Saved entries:
-=-=-

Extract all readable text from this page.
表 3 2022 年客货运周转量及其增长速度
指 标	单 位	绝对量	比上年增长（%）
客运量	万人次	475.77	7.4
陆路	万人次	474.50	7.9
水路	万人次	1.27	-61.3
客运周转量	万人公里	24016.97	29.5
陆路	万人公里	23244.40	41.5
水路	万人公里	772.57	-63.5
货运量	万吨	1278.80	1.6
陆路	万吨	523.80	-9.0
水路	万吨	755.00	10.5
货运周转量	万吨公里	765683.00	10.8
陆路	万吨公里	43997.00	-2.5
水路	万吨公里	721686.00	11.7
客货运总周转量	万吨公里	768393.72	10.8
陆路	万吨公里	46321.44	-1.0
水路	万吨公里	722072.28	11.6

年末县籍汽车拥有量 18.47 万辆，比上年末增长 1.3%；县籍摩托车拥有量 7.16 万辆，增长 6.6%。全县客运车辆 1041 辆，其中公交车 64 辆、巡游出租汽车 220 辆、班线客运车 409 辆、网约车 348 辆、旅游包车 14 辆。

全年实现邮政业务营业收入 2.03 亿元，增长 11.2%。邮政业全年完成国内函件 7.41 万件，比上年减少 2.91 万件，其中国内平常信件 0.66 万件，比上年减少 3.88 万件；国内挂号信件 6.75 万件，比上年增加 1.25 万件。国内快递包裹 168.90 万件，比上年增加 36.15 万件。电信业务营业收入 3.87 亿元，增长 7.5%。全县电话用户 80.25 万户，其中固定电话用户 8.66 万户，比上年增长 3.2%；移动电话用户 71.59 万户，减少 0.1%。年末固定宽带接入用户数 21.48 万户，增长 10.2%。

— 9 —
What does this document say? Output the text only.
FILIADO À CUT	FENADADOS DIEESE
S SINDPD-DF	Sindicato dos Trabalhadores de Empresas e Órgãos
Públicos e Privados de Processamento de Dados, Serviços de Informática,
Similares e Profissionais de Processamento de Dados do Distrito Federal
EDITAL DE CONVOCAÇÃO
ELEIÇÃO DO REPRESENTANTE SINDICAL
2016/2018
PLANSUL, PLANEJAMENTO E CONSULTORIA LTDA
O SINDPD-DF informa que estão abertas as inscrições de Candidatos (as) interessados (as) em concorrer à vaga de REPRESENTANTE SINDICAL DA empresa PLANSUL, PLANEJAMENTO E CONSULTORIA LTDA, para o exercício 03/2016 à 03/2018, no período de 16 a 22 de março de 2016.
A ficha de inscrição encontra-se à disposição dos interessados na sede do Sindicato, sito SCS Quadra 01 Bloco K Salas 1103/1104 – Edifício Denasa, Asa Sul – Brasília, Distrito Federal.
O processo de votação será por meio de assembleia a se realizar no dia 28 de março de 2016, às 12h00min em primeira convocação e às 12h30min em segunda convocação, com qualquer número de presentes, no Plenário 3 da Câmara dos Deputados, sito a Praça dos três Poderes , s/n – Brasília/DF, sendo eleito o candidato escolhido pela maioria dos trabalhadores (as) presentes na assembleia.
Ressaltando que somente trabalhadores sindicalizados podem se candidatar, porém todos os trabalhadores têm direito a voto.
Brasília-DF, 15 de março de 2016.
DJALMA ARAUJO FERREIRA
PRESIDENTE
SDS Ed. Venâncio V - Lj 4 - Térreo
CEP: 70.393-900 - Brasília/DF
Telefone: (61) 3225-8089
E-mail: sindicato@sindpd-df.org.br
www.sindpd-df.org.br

-=-=-

## REQUIREMENT
Tell how many lines in the records above contain "Processamento", giving the number and no other words.

## SOLVED EXERCISE
2